◆ Complete the following
[a] Answer these questions about the paper summary on formality and complex Lagrangian submanifolds:
(i) According to the TL;DR, what method does the paper use to prove formality?
(ii) Under Findings, to what is the main result generalized?
(iii) In the abstract, what kind of Lagrangian is L described as?
[b] Retype the stretch of the paper summary on formality and complex Lagrangian submanifolds from "Formality of differential" through "on A-infinity modules.".

Formality of differential graded algebras and complex Lagrangian submanifolds

TL;DR

This paper proves the formality of a specific differential graded algebra associated with compact Lagrangian submanifolds in holomorphic symplectic varieties using deformation quantisation.

Contribution

It demonstrates the formality of endomorphism DGAs for Lagrangians and generalizes to pairs of Lagrangians, with results on A-infinity modules.

Findings

Endomorphism DGAs are formal for compact Lagrangians in holomorphic symplectic varieties.

Generalization to pairs of Lagrangians is established.

Auxiliary results on the behavior of formality in families of A-infinity modules.

Abstract

Let $i: \mathrm{L} \hookrightarrow \mathrm{X}$ be a compact K\"{a}hler Lagrangian in a holomorphic symplectic variety $\mathrm{X}/\mathbf{C}$. We use deformation quantisation to show that the endomorphism differential graded algebra $\mathrm{RHom}\big(i_*\mathrm{K}_\mathrm{L}^{1/2},i_*\mathrm{K}_\mathrm{L}^{1/2}\big)$ is formal. We prove a generalisation to pairs of Lagrangians, along with auxiliary results on the behaviour of formality in families of $\mathrm{A}_\infty$-modules.

◆ Supplied data

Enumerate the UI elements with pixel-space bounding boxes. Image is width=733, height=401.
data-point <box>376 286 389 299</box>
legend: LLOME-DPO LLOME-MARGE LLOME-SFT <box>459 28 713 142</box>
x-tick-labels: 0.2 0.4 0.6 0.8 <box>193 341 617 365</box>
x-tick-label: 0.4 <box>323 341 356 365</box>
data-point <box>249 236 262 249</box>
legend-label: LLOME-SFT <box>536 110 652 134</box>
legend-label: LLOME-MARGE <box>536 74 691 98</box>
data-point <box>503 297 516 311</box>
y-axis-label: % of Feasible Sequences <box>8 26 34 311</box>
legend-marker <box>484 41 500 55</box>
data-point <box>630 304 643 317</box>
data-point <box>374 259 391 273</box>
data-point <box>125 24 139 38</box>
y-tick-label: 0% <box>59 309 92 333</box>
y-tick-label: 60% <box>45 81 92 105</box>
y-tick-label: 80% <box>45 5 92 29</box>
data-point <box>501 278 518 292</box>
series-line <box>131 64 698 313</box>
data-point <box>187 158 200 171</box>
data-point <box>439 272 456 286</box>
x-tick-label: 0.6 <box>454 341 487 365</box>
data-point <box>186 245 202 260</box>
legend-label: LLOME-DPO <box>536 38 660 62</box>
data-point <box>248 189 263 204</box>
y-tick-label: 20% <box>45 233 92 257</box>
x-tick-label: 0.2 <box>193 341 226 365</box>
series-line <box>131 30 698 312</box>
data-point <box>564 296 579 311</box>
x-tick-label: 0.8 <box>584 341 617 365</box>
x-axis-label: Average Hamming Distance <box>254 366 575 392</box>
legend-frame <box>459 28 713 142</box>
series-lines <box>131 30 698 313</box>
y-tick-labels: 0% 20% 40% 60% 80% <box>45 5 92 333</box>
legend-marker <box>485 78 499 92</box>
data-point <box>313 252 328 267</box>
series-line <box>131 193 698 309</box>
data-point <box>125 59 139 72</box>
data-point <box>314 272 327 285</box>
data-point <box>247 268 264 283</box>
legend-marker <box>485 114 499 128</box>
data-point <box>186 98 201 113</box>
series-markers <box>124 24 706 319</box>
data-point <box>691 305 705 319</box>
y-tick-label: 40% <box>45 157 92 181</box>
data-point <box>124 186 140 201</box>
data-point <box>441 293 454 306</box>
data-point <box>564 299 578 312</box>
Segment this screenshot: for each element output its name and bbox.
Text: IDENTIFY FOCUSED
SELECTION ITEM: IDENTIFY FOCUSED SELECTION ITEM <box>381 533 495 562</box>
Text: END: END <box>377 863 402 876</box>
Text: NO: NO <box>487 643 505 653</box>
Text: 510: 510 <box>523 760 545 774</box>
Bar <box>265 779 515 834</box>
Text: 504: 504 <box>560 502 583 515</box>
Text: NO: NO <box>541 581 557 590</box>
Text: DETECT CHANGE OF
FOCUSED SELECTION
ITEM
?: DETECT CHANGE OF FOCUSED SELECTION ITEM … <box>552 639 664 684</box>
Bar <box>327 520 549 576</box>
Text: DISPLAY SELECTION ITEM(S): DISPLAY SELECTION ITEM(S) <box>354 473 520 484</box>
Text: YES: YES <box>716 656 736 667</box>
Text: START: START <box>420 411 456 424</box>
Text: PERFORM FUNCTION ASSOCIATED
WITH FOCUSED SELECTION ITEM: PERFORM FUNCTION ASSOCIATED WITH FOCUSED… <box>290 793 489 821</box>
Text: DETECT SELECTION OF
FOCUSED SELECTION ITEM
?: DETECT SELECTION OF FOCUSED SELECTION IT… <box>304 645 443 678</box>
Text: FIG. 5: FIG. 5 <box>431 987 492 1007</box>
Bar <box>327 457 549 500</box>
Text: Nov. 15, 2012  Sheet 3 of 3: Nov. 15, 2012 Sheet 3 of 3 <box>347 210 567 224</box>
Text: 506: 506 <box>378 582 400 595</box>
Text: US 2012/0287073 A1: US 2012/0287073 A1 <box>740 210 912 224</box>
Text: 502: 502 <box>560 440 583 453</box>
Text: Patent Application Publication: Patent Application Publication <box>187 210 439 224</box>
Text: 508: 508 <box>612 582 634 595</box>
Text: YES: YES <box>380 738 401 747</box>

◆ Answers for the exercise
[a]
(i) Deformation quantisation.
(ii) Pairs of Lagrangians.
(iii) A compact Kähler Lagrangian in a holomorphic symplectic variety.

[b]
Formality of differential graded algebras and complex Lagrangian submanifolds

TL;DR

This paper proves the formality of a specific differential graded algebra associated with compact Lagrangian submanifolds in holomorphic symplectic varieties using deformation quantisation.

Contribution

It demonstrates the formality of endomorphism DGAs for Lagrangians and generalizes to pairs of Lagrangians, with results on A-infinity modules.